Given task: Find every line in the records that holds the string "experience". Copy each one.

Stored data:
>> START
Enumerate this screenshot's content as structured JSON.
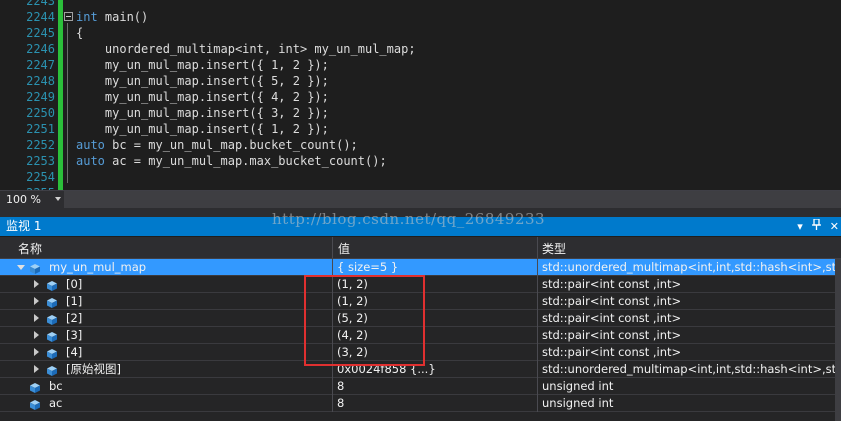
{
  "editor": {
    "lines": [
      {
        "num": "2243",
        "code": ""
      },
      {
        "num": "2244",
        "kw": "int",
        "code": " main()"
      },
      {
        "num": "2245",
        "code": "{"
      },
      {
        "num": "2246",
        "kw": "",
        "code": "    unordered_multimap<int, int> my_un_mul_map;"
      },
      {
        "num": "2247",
        "code": "    my_un_mul_map.insert({ 1, 2 });"
      },
      {
        "num": "2248",
        "code": "    my_un_mul_map.insert({ 5, 2 });"
      },
      {
        "num": "2249",
        "code": "    my_un_mul_map.insert({ 4, 2 });"
      },
      {
        "num": "2250",
        "code": "    my_un_mul_map.insert({ 3, 2 });"
      },
      {
        "num": "2251",
        "code": "    my_un_mul_map.insert({ 1, 2 });"
      },
      {
        "num": "2252",
        "kw": "auto",
        "code": " bc = my_un_mul_map.bucket_count();"
      },
      {
        "num": "2253",
        "kw": "auto",
        "code": " ac = my_un_mul_map.max_bucket_count();"
      },
      {
        "num": "2254",
        "code": ""
      },
      {
        "num": "2255",
        "code": ""
      }
    ]
  },
  "zoom": {
    "value": "100 %"
  },
  "watermark": "http://blog.csdn.net/qq_26849233",
  "watch": {
    "title": "监视 1",
    "icons": [
      "dropdown-icon",
      "pin-icon",
      "close-icon"
    ],
    "columns": {
      "name": "名称",
      "value": "值",
      "type": "类型"
    },
    "rows": [
      {
        "name": "my_un_mul_map",
        "value": "{ size=5 }",
        "type": "std::unordered_multimap<int,int,std::hash<int>,std::eq",
        "level": 0,
        "expander": "expanded",
        "selected": true
      },
      {
        "name": "[0]",
        "value": "(1, 2)",
        "type": "std::pair<int const ,int>",
        "level": 1,
        "expander": "collapsed"
      },
      {
        "name": "[1]",
        "value": "(1, 2)",
        "type": "std::pair<int const ,int>",
        "level": 1,
        "expander": "collapsed"
      },
      {
        "name": "[2]",
        "value": "(5, 2)",
        "type": "std::pair<int const ,int>",
        "level": 1,
        "expander": "collapsed"
      },
      {
        "name": "[3]",
        "value": "(4, 2)",
        "type": "std::pair<int const ,int>",
        "level": 1,
        "expander": "collapsed"
      },
      {
        "name": "[4]",
        "value": "(3, 2)",
        "type": "std::pair<int const ,int>",
        "level": 1,
        "expander": "collapsed"
      },
      {
        "name": "[原始视图]",
        "value": "0x0024f858 {...}",
        "type": "std::unordered_multimap<int,int,std::hash<int>,std::eq",
        "level": 1,
        "expander": "collapsed"
      },
      {
        "name": "bc",
        "value": "8",
        "type": "unsigned int",
        "level": 0,
        "expander": "none"
      },
      {
        "name": "ac",
        "value": "8",
        "type": "unsigned int",
        "level": 0,
        "expander": "none"
      }
    ]
  },
  "colors": {
    "accent": "#007acc",
    "selected_row": "#3399ff",
    "highlight_box": "#e03030",
    "editor_green_bar": "#2bbf3a"
  }
}
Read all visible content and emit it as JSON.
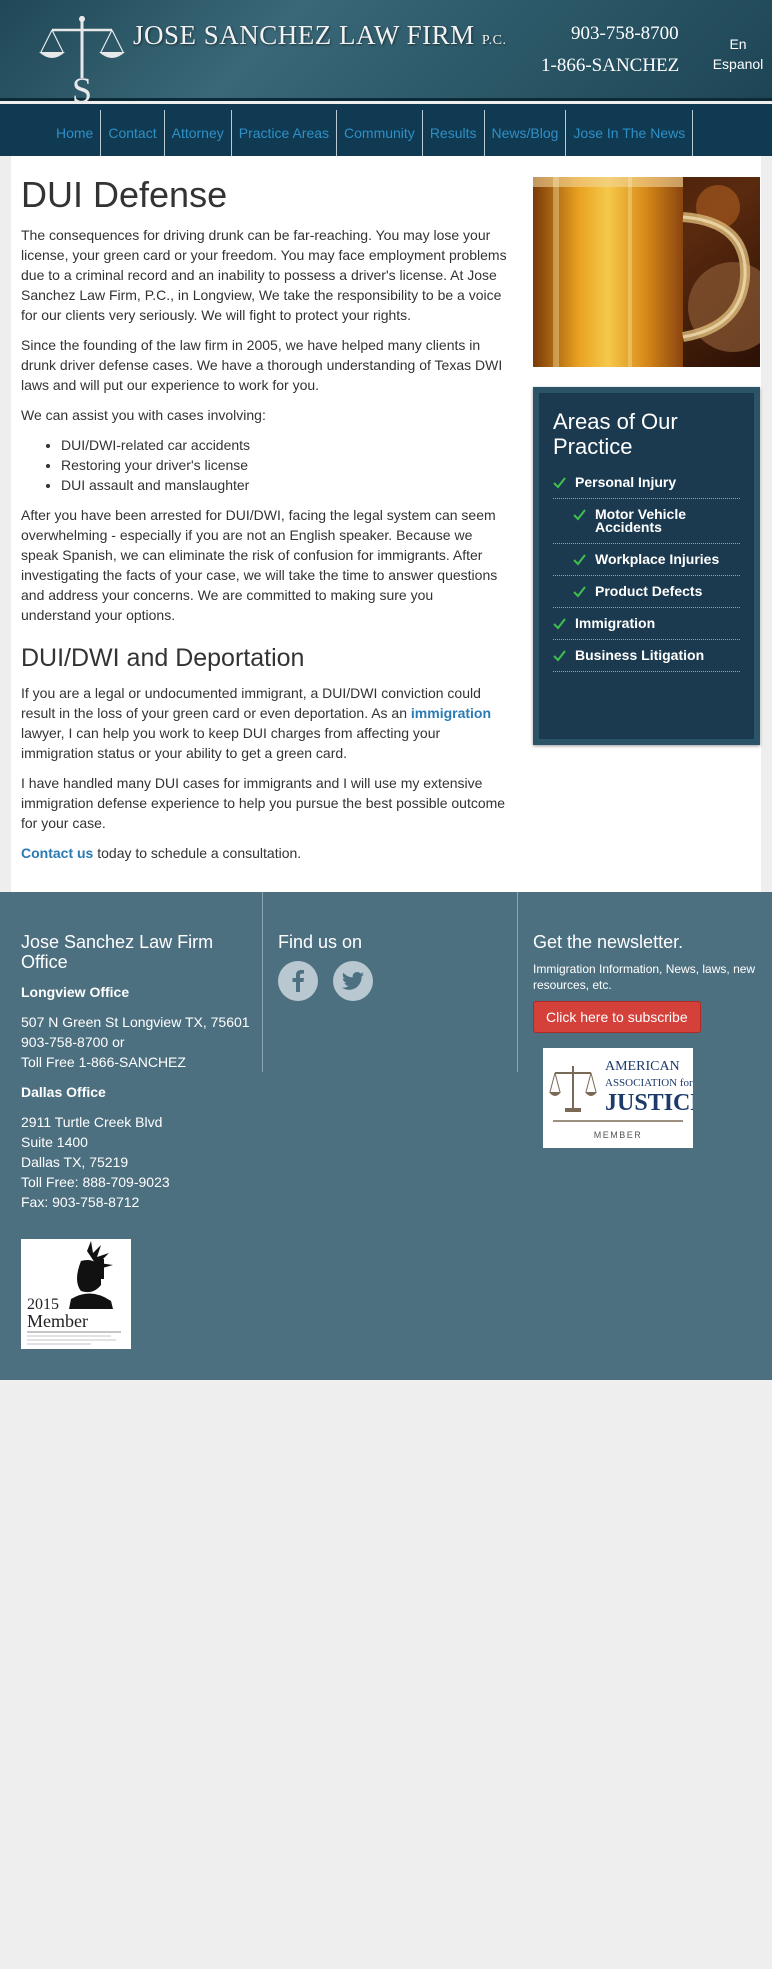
{
  "header": {
    "firm_name": "JOSE SANCHEZ LAW FIRM",
    "firm_suffix": "P.C.",
    "logo_letter": "S",
    "phone_primary": "903-758-8700",
    "phone_vanity": "1-866-SANCHEZ",
    "lang_en": "En",
    "lang_es": "Espanol"
  },
  "nav": {
    "items": [
      "Home",
      "Contact",
      "Attorney",
      "Practice Areas",
      "Community",
      "Results",
      "News/Blog",
      "Jose In The News"
    ]
  },
  "main": {
    "title": "DUI Defense",
    "p1": "The consequences for driving drunk can be far-reaching. You may lose your license, your green card or your freedom. You may face employment problems due to a criminal record and an inability to possess a driver's license. At Jose Sanchez Law Firm, P.C., in Longview, We take the responsibility to be a voice for our clients very seriously. We will fight to protect your rights.",
    "p2": "Since the founding of the law firm in 2005, we have helped many clients in drunk driver defense cases. We have a thorough understanding of Texas DWI laws and will put our experience to work for you.",
    "p3": "We can assist you with cases involving:",
    "list": [
      "DUI/DWI-related car accidents",
      "Restoring your driver's license",
      "DUI assault and manslaughter"
    ],
    "p4": "After you have been arrested for DUI/DWI, facing the legal system can seem overwhelming - especially if you are not an English speaker. Because we speak Spanish, we can eliminate the risk of confusion for immigrants. After investigating the facts of your case, we will take the time to answer questions and address your concerns. We are committed to making sure you understand your options.",
    "h2": "DUI/DWI and Deportation",
    "p5_before": "If you are a legal or undocumented immigrant, a DUI/DWI conviction could result in the loss of your green card or even deportation. As an ",
    "p5_link": "immigration",
    "p5_after": " lawyer, I can help you work to keep DUI charges from affecting your immigration status or your ability to get a green card.",
    "p6": "I have handled many DUI cases for immigrants and I will use my extensive immigration defense experience to help you pursue the best possible outcome for your case.",
    "p7_link": "Contact us",
    "p7_after": " today to schedule a consultation."
  },
  "areas": {
    "title": "Areas of Our Practice",
    "items": [
      {
        "label": "Personal Injury",
        "sub": false
      },
      {
        "label": "Motor Vehicle Accidents",
        "sub": true
      },
      {
        "label": "Workplace Injuries",
        "sub": true
      },
      {
        "label": "Product Defects",
        "sub": true
      },
      {
        "label": "Immigration",
        "sub": false
      },
      {
        "label": "Business Litigation",
        "sub": false
      }
    ]
  },
  "footer": {
    "office_title": "Jose Sanchez Law Firm Office",
    "longview_title": "Longview Office",
    "longview_address": "507 N Green St Longview TX, 75601",
    "longview_phone": "903-758-8700 or",
    "longview_tollfree": "Toll Free 1-866-SANCHEZ",
    "dallas_title": "Dallas Office",
    "dallas_street": "2911 Turtle Creek Blvd",
    "dallas_suite": "Suite 1400",
    "dallas_city": "Dallas TX, 75219",
    "dallas_tollfree": "Toll Free: 888-709-9023",
    "dallas_fax": "Fax: 903-758-8712",
    "findus_title": "Find us on",
    "newsletter_title": "Get the newsletter.",
    "newsletter_text": "Immigration Information, News, laws, new resources, etc.",
    "subscribe_label": "Click here to subscribe",
    "aaj_line1": "AMERICAN",
    "aaj_line2": "ASSOCIATION for",
    "aaj_line3": "JUSTICE",
    "aaj_member": "MEMBER",
    "badge_year": "2015",
    "badge_member": "Member"
  },
  "colors": {
    "nav_link": "#2f8fc7",
    "link": "#2a7ab5",
    "check": "#3fbf4f",
    "footer_bg": "#4d7080",
    "subscribe_bg": "#d4403a"
  }
}
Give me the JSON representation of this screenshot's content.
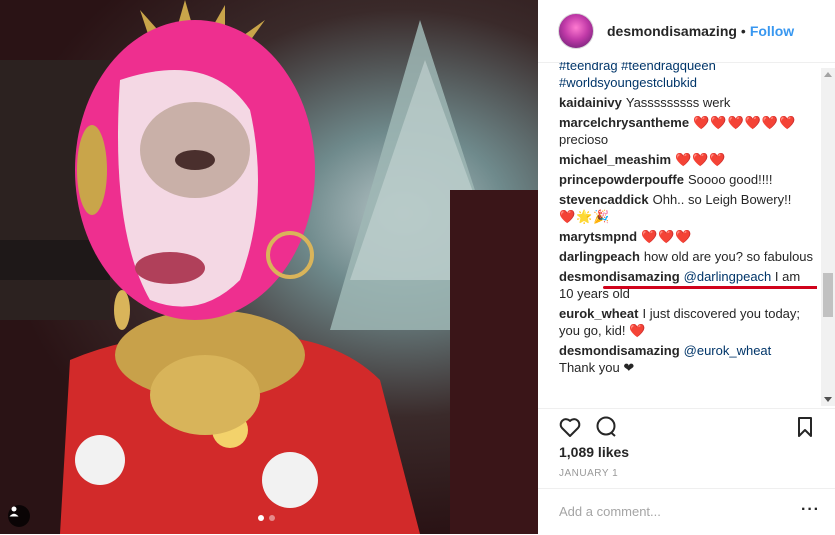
{
  "post": {
    "username": "desmondisamazing",
    "separator": "•",
    "follow_label": "Follow",
    "likes": "1,089 likes",
    "date": "JANUARY 1",
    "add_comment_placeholder": "Add a comment...",
    "more_label": "···",
    "carousel": {
      "count": 2,
      "active_index": 0
    }
  },
  "comments": [
    {
      "hashtags": "#teendrag #teendragqueen #worldsyoungestclubkid"
    },
    {
      "user": "kaidainivy",
      "text": "Yasssssssss werk"
    },
    {
      "user": "marcelchrysantheme",
      "text": "precioso",
      "hearts": "❤️❤️❤️❤️❤️❤️"
    },
    {
      "user": "michael_meashim",
      "text": "",
      "hearts": "❤️❤️❤️"
    },
    {
      "user": "princepowderpouffe",
      "text": "Soooo good!!!!"
    },
    {
      "user": "stevencaddick",
      "text": "Ohh.. so Leigh Bowery!!",
      "hearts": "❤️🌟🎉"
    },
    {
      "user": "marytsmpnd",
      "text": "",
      "hearts": "❤️❤️❤️"
    },
    {
      "user": "darlingpeach",
      "text": "how old are you? so fabulous"
    },
    {
      "user": "desmondisamazing",
      "mention": "@darlingpeach",
      "text": "I am 10 years old"
    },
    {
      "user": "eurok_wheat",
      "text": "I just discovered you today; you go, kid!",
      "hearts": "❤️"
    },
    {
      "user": "desmondisamazing",
      "mention": "@eurok_wheat",
      "text": "Thank you ❤"
    }
  ],
  "colors": {
    "link": "#3897f0",
    "heart": "#d61a2c",
    "underline": "#d0021b"
  }
}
>> END
Written solution:
    "p2": "Since the founding of the law firm in 2005, we have helped many clients in drunk driver defense cases. We have a thorough understanding of Texas DWI laws and will put our experience to work for you.",
    "p6": "I have handled many DUI cases for immigrants and I will use my extensive immigration defense experience to help you pursue the best possible outcome for your case.",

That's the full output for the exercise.